- _Brief_: Will you write out the data exactly, excluding every picture?

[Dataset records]
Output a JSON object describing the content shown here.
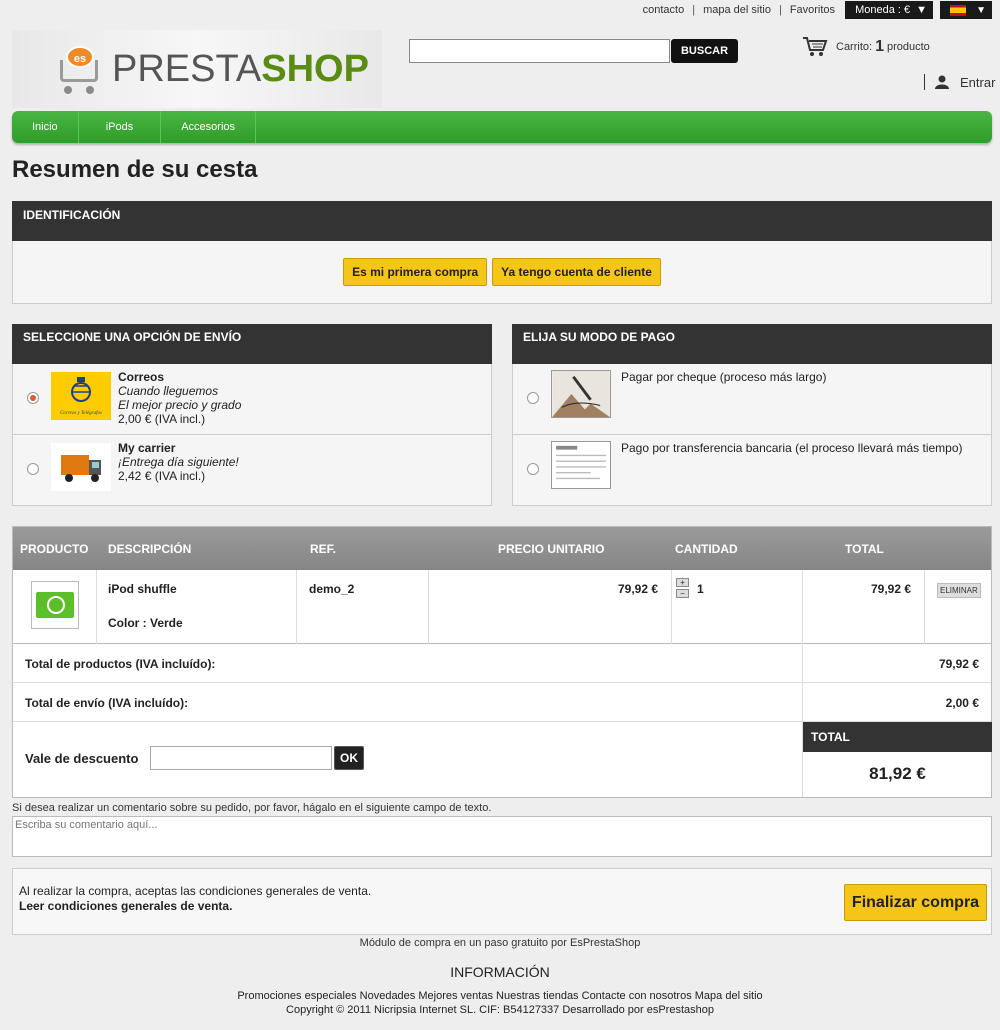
{
  "topbar": {
    "links": [
      "contacto",
      "mapa del sitio",
      "Favoritos"
    ],
    "currency": "Moneda : €"
  },
  "logo": {
    "badge": "es",
    "text_1": "PRESTA",
    "text_2": "SHOP"
  },
  "search": {
    "button": "BUSCAR",
    "value": ""
  },
  "cart": {
    "label": "Carrito:",
    "count": "1",
    "unit": "producto"
  },
  "login": {
    "label": "Entrar"
  },
  "nav": {
    "items": [
      "Inicio",
      "iPods",
      "Accesorios"
    ]
  },
  "page_title": "Resumen de su cesta",
  "identification": {
    "title": "IDENTIFICACIÓN",
    "first_purchase": "Es mi primera compra",
    "have_account": "Ya tengo cuenta de cliente"
  },
  "shipping": {
    "title": "SELECCIONE UNA OPCIÓN DE ENVÍO",
    "options": [
      {
        "name": "Correos",
        "line1": "Cuando lleguemos",
        "line2": "El mejor precio y grado",
        "price": "2,00 € (IVA incl.)",
        "selected": true,
        "img_text": "Correos y Telégrafos"
      },
      {
        "name": "My carrier",
        "line1": "¡Entrega día siguiente!",
        "line2": "",
        "price": "2,42 € (IVA incl.)",
        "selected": false
      }
    ]
  },
  "payment": {
    "title": "ELIJA SU MODO DE PAGO",
    "options": [
      {
        "label": "Pagar por cheque (proceso más largo)"
      },
      {
        "label": "Pago por transferencia bancaria (el proceso llevará más tiempo)"
      }
    ]
  },
  "cart_table": {
    "headers": [
      "PRODUCTO",
      "DESCRIPCIÓN",
      "REF.",
      "PRECIO UNITARIO",
      "CANTIDAD",
      "TOTAL"
    ],
    "rows": [
      {
        "name": "iPod shuffle",
        "attr": "Color : Verde",
        "ref": "demo_2",
        "unit_price": "79,92 €",
        "qty": "1",
        "total": "79,92 €",
        "delete": "ELIMINAR"
      }
    ],
    "qty_plus": "+",
    "qty_minus": "−"
  },
  "totals": {
    "products_label": "Total de productos (IVA incluído):",
    "products_value": "79,92 €",
    "shipping_label": "Total de envío (IVA incluído):",
    "shipping_value": "2,00 €",
    "discount_label": "Vale de descuento",
    "discount_ok": "OK",
    "total_label": "TOTAL",
    "total_value": "81,92 €"
  },
  "comment": {
    "label": "Si desea realizar un comentario sobre su pedido, por favor, hágalo en el siguiente campo de texto.",
    "placeholder": "Escriba su comentario aquí..."
  },
  "finish": {
    "terms": "Al realizar la compra, aceptas las condiciones generales de venta.",
    "terms_link": "Leer condiciones generales de venta.",
    "button": "Finalizar compra"
  },
  "footer": {
    "module": "Módulo de compra en un paso gratuito por EsPrestaShop",
    "info_title": "INFORMACIÓN",
    "links": [
      "Promociones especiales",
      "Novedades",
      "Mejores ventas",
      "Nuestras tiendas",
      "Contacte con nosotros",
      "Mapa del sitio"
    ],
    "copyright": "Copyright © 2011 Nicripsia Internet SL. CIF: B54127337 Desarrollado por esPrestashop"
  },
  "colors": {
    "accent": "#f5c518",
    "nav": "#3aa935",
    "header": "#333333",
    "selected_radio": "#e05a32"
  }
}
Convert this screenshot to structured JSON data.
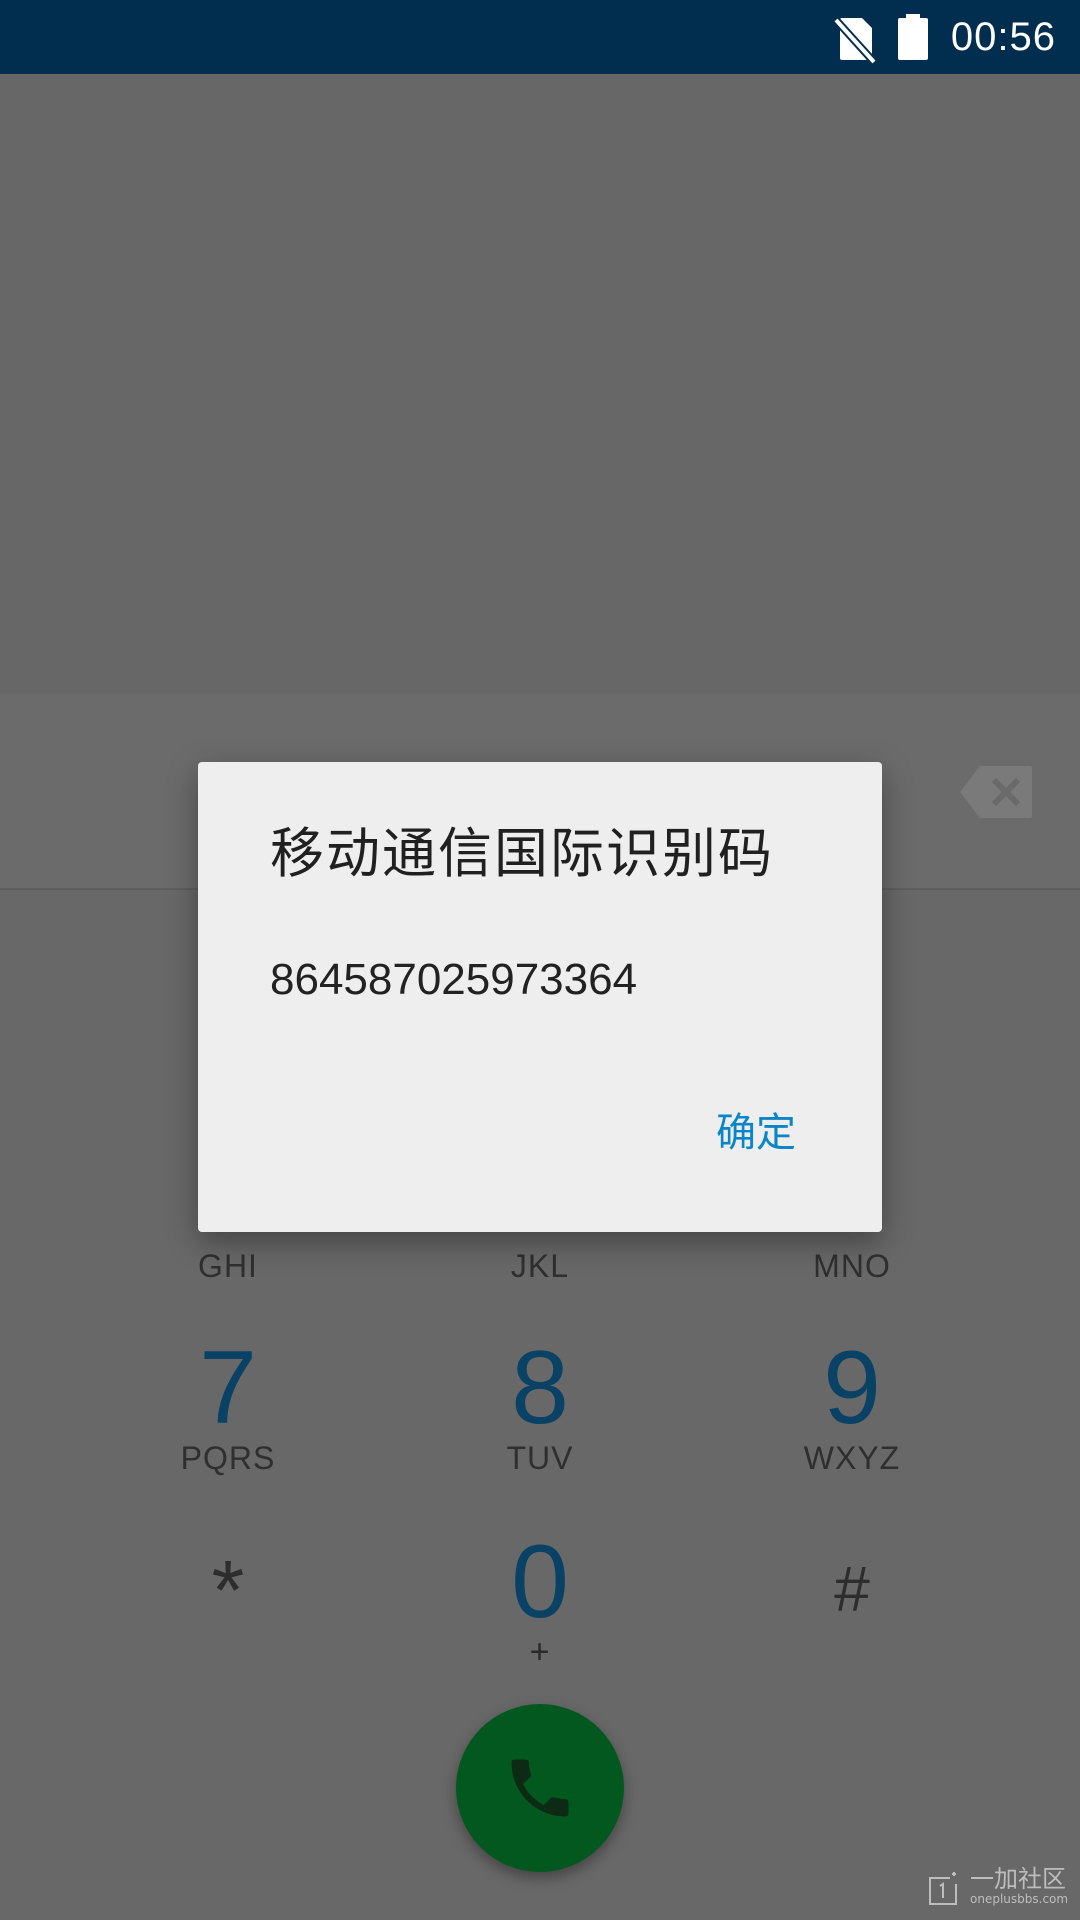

- _Correct output_:
Output a JSON object describing the content shown here.
{
  "topbar": {
    "links": [
      "contacto",
      "mapa del sitio",
      "Favoritos"
    ],
    "currency": "Moneda : €"
  },
  "logo": {
    "badge": "es",
    "text_1": "PRESTA",
    "text_2": "SHOP"
  },
  "search": {
    "button": "BUSCAR",
    "value": ""
  },
  "cart": {
    "label": "Carrito:",
    "count": "1",
    "unit": "producto"
  },
  "login": {
    "label": "Entrar"
  },
  "nav": {
    "items": [
      "Inicio",
      "iPods",
      "Accesorios"
    ]
  },
  "page_title": "Resumen de su cesta",
  "identification": {
    "title": "IDENTIFICACIÓN",
    "first_purchase": "Es mi primera compra",
    "have_account": "Ya tengo cuenta de cliente"
  },
  "shipping": {
    "title": "SELECCIONE UNA OPCIÓN DE ENVÍO",
    "options": [
      {
        "name": "Correos",
        "line1": "Cuando lleguemos",
        "line2": "El mejor precio y grado",
        "price": "2,00 € (IVA incl.)",
        "selected": true,
        "img_text": "Correos y Telégrafos"
      },
      {
        "name": "My carrier",
        "line1": "¡Entrega día siguiente!",
        "line2": "",
        "price": "2,42 € (IVA incl.)",
        "selected": false
      }
    ]
  },
  "payment": {
    "title": "ELIJA SU MODO DE PAGO",
    "options": [
      {
        "label": "Pagar por cheque (proceso más largo)"
      },
      {
        "label": "Pago por transferencia bancaria (el proceso llevará más tiempo)"
      }
    ]
  },
  "cart_table": {
    "headers": [
      "PRODUCTO",
      "DESCRIPCIÓN",
      "REF.",
      "PRECIO UNITARIO",
      "CANTIDAD",
      "TOTAL"
    ],
    "rows": [
      {
        "name": "iPod shuffle",
        "attr": "Color : Verde",
        "ref": "demo_2",
        "unit_price": "79,92 €",
        "qty": "1",
        "total": "79,92 €",
        "delete": "ELIMINAR"
      }
    ],
    "qty_plus": "+",
    "qty_minus": "−"
  },
  "totals": {
    "products_label": "Total de productos (IVA incluído):",
    "products_value": "79,92 €",
    "shipping_label": "Total de envío (IVA incluído):",
    "shipping_value": "2,00 €",
    "discount_label": "Vale de descuento",
    "discount_ok": "OK",
    "total_label": "TOTAL",
    "total_value": "81,92 €"
  },
  "comment": {
    "label": "Si desea realizar un comentario sobre su pedido, por favor, hágalo en el siguiente campo de texto.",
    "placeholder": "Escriba su comentario aquí..."
  },
  "finish": {
    "terms": "Al realizar la compra, aceptas las condiciones generales de venta.",
    "terms_link": "Leer condiciones generales de venta.",
    "button": "Finalizar compra"
  },
  "footer": {
    "module": "Módulo de compra en un paso gratuito por EsPrestaShop",
    "info_title": "INFORMACIÓN",
    "links": [
      "Promociones especiales",
      "Novedades",
      "Mejores ventas",
      "Nuestras tiendas",
      "Contacte con nosotros",
      "Mapa del sitio"
    ],
    "copyright": "Copyright © 2011 Nicripsia Internet SL. CIF: B54127337 Desarrollado por esPrestashop"
  },
  "colors": {
    "accent": "#f5c518",
    "nav": "#3aa935",
    "header": "#333333",
    "selected_radio": "#e05a32"
  }
}
Convert this screenshot to structured JSON data.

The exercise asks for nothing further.